- [Input rows]

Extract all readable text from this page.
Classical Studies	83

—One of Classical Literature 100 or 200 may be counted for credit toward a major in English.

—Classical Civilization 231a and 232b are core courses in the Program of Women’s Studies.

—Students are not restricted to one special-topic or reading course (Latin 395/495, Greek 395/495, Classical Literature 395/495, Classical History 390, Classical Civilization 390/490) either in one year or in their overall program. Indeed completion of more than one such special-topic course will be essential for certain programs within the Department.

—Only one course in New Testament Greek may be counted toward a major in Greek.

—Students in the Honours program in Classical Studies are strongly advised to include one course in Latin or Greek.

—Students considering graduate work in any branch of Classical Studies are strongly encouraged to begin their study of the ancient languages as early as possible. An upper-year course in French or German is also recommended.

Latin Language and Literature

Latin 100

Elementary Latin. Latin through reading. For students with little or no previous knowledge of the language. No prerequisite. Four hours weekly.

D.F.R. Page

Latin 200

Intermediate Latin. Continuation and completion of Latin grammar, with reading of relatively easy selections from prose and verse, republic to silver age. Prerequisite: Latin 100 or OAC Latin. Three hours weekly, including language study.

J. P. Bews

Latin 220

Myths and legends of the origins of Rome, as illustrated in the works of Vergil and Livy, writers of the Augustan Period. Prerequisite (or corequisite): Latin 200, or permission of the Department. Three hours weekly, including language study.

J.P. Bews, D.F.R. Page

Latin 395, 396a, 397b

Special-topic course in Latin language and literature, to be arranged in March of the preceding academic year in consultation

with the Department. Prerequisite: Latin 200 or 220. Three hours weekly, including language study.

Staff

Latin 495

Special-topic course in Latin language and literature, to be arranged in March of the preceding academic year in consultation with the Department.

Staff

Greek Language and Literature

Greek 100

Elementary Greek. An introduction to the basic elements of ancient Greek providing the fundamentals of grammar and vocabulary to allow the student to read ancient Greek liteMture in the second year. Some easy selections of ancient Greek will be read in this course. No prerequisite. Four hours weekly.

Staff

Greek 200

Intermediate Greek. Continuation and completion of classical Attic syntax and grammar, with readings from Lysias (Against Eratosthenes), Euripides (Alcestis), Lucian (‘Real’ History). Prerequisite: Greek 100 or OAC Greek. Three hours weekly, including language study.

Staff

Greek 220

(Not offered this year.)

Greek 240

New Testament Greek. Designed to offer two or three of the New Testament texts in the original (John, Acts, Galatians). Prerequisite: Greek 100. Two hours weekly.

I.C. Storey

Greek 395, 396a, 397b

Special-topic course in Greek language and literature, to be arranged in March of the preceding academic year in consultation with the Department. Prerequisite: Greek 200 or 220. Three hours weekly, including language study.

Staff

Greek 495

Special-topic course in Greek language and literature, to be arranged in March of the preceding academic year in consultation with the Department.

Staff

- [Exercise prompt]
Filter the entries down to the lines with the word "Elementary" in them.

- [Exercise solution]
Elementary Latin. Latin through reading. For students with little or no previous knowledge of the language. No prerequisite. Four hours weekly.
Elementary Greek. An introduction to the basic elements of ancient Greek providing the fundamentals of grammar and vocabulary to allow the student to read ancient Greek liteMture in the second year. Some easy selections of ancient Greek will be read in this course. No prerequisite. Four hours weekly.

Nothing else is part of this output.